━━ Records for the exercise ━━

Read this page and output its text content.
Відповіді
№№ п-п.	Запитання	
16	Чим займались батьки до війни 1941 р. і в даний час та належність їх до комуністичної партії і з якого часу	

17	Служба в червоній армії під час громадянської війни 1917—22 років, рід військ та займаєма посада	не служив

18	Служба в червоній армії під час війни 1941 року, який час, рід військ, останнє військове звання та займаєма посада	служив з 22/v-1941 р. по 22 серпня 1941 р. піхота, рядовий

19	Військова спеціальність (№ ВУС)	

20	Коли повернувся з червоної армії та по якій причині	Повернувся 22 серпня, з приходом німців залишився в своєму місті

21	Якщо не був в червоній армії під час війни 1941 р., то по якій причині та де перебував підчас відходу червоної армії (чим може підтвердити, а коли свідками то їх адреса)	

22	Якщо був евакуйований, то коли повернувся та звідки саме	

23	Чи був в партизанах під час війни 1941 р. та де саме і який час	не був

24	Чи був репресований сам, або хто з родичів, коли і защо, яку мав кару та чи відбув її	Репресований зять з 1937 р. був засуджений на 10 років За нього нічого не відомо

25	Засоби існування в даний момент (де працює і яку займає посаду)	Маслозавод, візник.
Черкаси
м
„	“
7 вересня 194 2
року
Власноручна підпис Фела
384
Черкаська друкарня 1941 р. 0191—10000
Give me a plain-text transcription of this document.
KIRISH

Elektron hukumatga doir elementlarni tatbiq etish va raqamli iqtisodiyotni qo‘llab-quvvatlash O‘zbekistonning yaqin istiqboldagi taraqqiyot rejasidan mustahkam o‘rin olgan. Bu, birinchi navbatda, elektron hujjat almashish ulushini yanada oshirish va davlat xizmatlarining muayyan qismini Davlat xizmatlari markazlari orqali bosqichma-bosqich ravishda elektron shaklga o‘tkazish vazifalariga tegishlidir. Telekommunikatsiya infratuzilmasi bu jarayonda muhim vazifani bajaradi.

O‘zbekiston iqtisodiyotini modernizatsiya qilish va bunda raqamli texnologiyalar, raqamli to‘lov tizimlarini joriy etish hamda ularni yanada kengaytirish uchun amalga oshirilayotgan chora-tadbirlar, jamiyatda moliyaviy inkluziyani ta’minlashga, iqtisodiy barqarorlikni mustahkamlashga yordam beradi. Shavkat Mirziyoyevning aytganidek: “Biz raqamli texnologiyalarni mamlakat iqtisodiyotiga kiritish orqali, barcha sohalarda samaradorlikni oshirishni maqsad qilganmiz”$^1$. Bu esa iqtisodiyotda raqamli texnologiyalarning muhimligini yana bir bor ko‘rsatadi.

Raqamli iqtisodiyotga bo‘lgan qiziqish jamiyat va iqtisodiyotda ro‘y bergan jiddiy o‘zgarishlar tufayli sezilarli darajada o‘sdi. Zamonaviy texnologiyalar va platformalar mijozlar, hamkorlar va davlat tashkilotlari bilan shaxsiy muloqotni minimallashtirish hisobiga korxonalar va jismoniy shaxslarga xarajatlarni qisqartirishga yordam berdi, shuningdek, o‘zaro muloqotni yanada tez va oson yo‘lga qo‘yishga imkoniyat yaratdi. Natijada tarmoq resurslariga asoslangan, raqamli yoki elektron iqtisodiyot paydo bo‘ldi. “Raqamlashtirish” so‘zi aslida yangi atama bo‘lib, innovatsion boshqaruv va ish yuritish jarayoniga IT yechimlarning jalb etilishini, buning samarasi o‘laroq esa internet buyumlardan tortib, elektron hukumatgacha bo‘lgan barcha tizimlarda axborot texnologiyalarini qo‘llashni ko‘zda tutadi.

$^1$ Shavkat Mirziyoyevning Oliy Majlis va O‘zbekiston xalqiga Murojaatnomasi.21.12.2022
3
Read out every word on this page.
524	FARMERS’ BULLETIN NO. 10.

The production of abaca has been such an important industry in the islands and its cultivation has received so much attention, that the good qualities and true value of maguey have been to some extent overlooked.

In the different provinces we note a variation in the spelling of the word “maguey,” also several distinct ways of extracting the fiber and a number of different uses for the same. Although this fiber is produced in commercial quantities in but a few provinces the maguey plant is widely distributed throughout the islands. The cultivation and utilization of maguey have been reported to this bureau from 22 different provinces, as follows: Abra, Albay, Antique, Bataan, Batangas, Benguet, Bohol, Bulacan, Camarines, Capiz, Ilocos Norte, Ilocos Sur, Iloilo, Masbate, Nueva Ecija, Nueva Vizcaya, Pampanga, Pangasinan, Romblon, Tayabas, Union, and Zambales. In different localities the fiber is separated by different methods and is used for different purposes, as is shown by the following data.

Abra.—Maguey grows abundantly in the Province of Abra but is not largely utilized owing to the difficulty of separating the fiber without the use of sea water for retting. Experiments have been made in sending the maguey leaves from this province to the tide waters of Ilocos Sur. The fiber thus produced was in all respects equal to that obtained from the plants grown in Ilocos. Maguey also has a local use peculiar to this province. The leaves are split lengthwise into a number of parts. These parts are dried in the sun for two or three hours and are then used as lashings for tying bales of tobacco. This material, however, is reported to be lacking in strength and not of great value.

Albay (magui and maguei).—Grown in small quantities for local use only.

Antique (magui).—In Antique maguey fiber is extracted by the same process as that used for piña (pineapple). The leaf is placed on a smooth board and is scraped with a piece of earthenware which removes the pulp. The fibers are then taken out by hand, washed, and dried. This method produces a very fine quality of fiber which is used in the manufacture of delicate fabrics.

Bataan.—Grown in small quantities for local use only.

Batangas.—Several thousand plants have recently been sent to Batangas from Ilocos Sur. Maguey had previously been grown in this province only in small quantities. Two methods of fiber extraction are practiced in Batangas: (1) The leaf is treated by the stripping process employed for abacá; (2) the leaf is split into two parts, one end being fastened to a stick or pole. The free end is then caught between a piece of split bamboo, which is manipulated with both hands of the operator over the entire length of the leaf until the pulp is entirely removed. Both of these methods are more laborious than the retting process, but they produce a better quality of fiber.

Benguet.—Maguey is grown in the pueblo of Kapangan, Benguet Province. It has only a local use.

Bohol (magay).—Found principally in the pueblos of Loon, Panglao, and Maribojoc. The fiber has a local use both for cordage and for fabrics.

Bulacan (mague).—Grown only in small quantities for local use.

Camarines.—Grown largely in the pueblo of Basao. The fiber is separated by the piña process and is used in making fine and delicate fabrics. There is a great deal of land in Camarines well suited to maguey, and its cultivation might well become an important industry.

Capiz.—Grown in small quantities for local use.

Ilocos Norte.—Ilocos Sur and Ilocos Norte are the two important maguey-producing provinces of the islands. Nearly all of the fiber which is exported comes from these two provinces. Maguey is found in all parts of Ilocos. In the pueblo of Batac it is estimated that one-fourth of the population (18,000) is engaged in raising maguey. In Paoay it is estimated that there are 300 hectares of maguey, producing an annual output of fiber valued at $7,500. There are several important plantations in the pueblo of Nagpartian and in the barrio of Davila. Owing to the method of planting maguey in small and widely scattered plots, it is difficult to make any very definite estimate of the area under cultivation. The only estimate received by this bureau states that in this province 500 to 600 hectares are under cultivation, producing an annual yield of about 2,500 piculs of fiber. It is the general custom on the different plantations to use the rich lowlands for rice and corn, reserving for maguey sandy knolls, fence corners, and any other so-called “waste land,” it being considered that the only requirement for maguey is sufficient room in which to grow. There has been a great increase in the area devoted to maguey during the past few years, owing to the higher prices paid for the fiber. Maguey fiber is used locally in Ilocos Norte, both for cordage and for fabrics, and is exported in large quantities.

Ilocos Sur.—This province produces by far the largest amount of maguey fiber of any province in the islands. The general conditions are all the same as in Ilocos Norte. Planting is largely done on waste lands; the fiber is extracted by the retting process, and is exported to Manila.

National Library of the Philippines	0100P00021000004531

━━━

Problem: Recopy the entries above exactly, with every line included.

The solution:
Read this page and output its text content.
Відповіді
№№ п-п.	Запитання	
16	Чим займались батьки до війни 1941 р. і в даний час та належність їх до комуністичної партії і з якого часу	

17	Служба в червоній армії під час громадянської війни 1917—22 років, рід військ та займаєма посада	не служив

18	Служба в червоній армії під час війни 1941 року, який час, рід військ, останнє військове звання та займаєма посада	служив з 22/v-1941 р. по 22 серпня 1941 р. піхота, рядовий

19	Військова спеціальність (№ ВУС)	

20	Коли повернувся з червоної армії та по якій причині	Повернувся 22 серпня, з приходом німців залишився в своєму місті

21	Якщо не був в червоній армії під час війни 1941 р., то по якій причині та де перебував підчас відходу червоної армії (чим може підтвердити, а коли свідками то їх адреса)	

22	Якщо був евакуйований, то коли повернувся та звідки саме	

23	Чи був в партизанах під час війни 1941 р. та де саме і який час	не був

24	Чи був репресований сам, або хто з родичів, коли і защо, яку мав кару та чи відбув її	Репресований зять з 1937 р. був засуджений на 10 років За нього нічого не відомо

25	Засоби існування в даний момент (де працює і яку займає посаду)	Маслозавод, візник.
Черкаси
м
„	“
7 вересня 194 2
року
Власноручна підпис Фела
384
Черкаська друкарня 1941 р. 0191—10000
Give me a plain-text transcription of this document.
KIRISH

Elektron hukumatga doir elementlarni tatbiq etish va raqamli iqtisodiyotni qo‘llab-quvvatlash O‘zbekistonning yaqin istiqboldagi taraqqiyot rejasidan mustahkam o‘rin olgan. Bu, birinchi navbatda, elektron hujjat almashish ulushini yanada oshirish va davlat xizmatlarining muayyan qismini Davlat xizmatlari markazlari orqali bosqichma-bosqich ravishda elektron shaklga o‘tkazish vazifalariga tegishlidir. Telekommunikatsiya infratuzilmasi bu jarayonda muhim vazifani bajaradi.

O‘zbekiston iqtisodiyotini modernizatsiya qilish va bunda raqamli texnologiyalar, raqamli to‘lov tizimlarini joriy etish hamda ularni yanada kengaytirish uchun amalga oshirilayotgan chora-tadbirlar, jamiyatda moliyaviy inkluziyani ta’minlashga, iqtisodiy barqarorlikni mustahkamlashga yordam beradi. Shavkat Mirziyoyevning aytganidek: “Biz raqamli texnologiyalarni mamlakat iqtisodiyotiga kiritish orqali, barcha sohalarda samaradorlikni oshirishni maqsad qilganmiz”$^1$. Bu esa iqtisodiyotda raqamli texnologiyalarning muhimligini yana bir bor ko‘rsatadi.

Raqamli iqtisodiyotga bo‘lgan qiziqish jamiyat va iqtisodiyotda ro‘y bergan jiddiy o‘zgarishlar tufayli sezilarli darajada o‘sdi. Zamonaviy texnologiyalar va platformalar mijozlar, hamkorlar va davlat tashkilotlari bilan shaxsiy muloqotni minimallashtirish hisobiga korxonalar va jismoniy shaxslarga xarajatlarni qisqartirishga yordam berdi, shuningdek, o‘zaro muloqotni yanada tez va oson yo‘lga qo‘yishga imkoniyat yaratdi. Natijada tarmoq resurslariga asoslangan, raqamli yoki elektron iqtisodiyot paydo bo‘ldi. “Raqamlashtirish” so‘zi aslida yangi atama bo‘lib, innovatsion boshqaruv va ish yuritish jarayoniga IT yechimlarning jalb etilishini, buning samarasi o‘laroq esa internet buyumlardan tortib, elektron hukumatgacha bo‘lgan barcha tizimlarda axborot texnologiyalarini qo‘llashni ko‘zda tutadi.

$^1$ Shavkat Mirziyoyevning Oliy Majlis va O‘zbekiston xalqiga Murojaatnomasi.21.12.2022
3
Read out every word on this page.
524	FARMERS’ BULLETIN NO. 10.

The production of abaca has been such an important industry in the islands and its cultivation has received so much attention, that the good qualities and true value of maguey have been to some extent overlooked.

In the different provinces we note a variation in the spelling of the word “maguey,” also several distinct ways of extracting the fiber and a number of different uses for the same. Although this fiber is produced in commercial quantities in but a few provinces the maguey plant is widely distributed throughout the islands. The cultivation and utilization of maguey have been reported to this bureau from 22 different provinces, as follows: Abra, Albay, Antique, Bataan, Batangas, Benguet, Bohol, Bulacan, Camarines, Capiz, Ilocos Norte, Ilocos Sur, Iloilo, Masbate, Nueva Ecija, Nueva Vizcaya, Pampanga, Pangasinan, Romblon, Tayabas, Union, and Zambales. In different localities the fiber is separated by different methods and is used for different purposes, as is shown by the following data.

Abra.—Maguey grows abundantly in the Province of Abra but is not largely utilized owing to the difficulty of separating the fiber without the use of sea water for retting. Experiments have been made in sending the maguey leaves from this province to the tide waters of Ilocos Sur. The fiber thus produced was in all respects equal to that obtained from the plants grown in Ilocos. Maguey also has a local use peculiar to this province. The leaves are split lengthwise into a number of parts. These parts are dried in the sun for two or three hours and are then used as lashings for tying bales of tobacco. This material, however, is reported to be lacking in strength and not of great value.

Albay (magui and maguei).—Grown in small quantities for local use only.

Antique (magui).—In Antique maguey fiber is extracted by the same process as that used for piña (pineapple). The leaf is placed on a smooth board and is scraped with a piece of earthenware which removes the pulp. The fibers are then taken out by hand, washed, and dried. This method produces a very fine quality of fiber which is used in the manufacture of delicate fabrics.

Bataan.—Grown in small quantities for local use only.

Batangas.—Several thousand plants have recently been sent to Batangas from Ilocos Sur. Maguey had previously been grown in this province only in small quantities. Two methods of fiber extraction are practiced in Batangas: (1) The leaf is treated by the stripping process employed for abacá; (2) the leaf is split into two parts, one end being fastened to a stick or pole. The free end is then caught between a piece of split bamboo, which is manipulated with both hands of the operator over the entire length of the leaf until the pulp is entirely removed. Both of these methods are more laborious than the retting process, but they produce a better quality of fiber.

Benguet.—Maguey is grown in the pueblo of Kapangan, Benguet Province. It has only a local use.

Bohol (magay).—Found principally in the pueblos of Loon, Panglao, and Maribojoc. The fiber has a local use both for cordage and for fabrics.

Bulacan (mague).—Grown only in small quantities for local use.

Camarines.—Grown largely in the pueblo of Basao. The fiber is separated by the piña process and is used in making fine and delicate fabrics. There is a great deal of land in Camarines well suited to maguey, and its cultivation might well become an important industry.

Capiz.—Grown in small quantities for local use.

Ilocos Norte.—Ilocos Sur and Ilocos Norte are the two important maguey-producing provinces of the islands. Nearly all of the fiber which is exported comes from these two provinces. Maguey is found in all parts of Ilocos. In the pueblo of Batac it is estimated that one-fourth of the population (18,000) is engaged in raising maguey. In Paoay it is estimated that there are 300 hectares of maguey, producing an annual output of fiber valued at $7,500. There are several important plantations in the pueblo of Nagpartian and in the barrio of Davila. Owing to the method of planting maguey in small and widely scattered plots, it is difficult to make any very definite estimate of the area under cultivation. The only estimate received by this bureau states that in this province 500 to 600 hectares are under cultivation, producing an annual yield of about 2,500 piculs of fiber. It is the general custom on the different plantations to use the rich lowlands for rice and corn, reserving for maguey sandy knolls, fence corners, and any other so-called “waste land,” it being considered that the only requirement for maguey is sufficient room in which to grow. There has been a great increase in the area devoted to maguey during the past few years, owing to the higher prices paid for the fiber. Maguey fiber is used locally in Ilocos Norte, both for cordage and for fabrics, and is exported in large quantities.

Ilocos Sur.—This province produces by far the largest amount of maguey fiber of any province in the islands. The general conditions are all the same as in Ilocos Norte. Planting is largely done on waste lands; the fiber is extracted by the retting process, and is exported to Manila.

National Library of the Philippines	0100P00021000004531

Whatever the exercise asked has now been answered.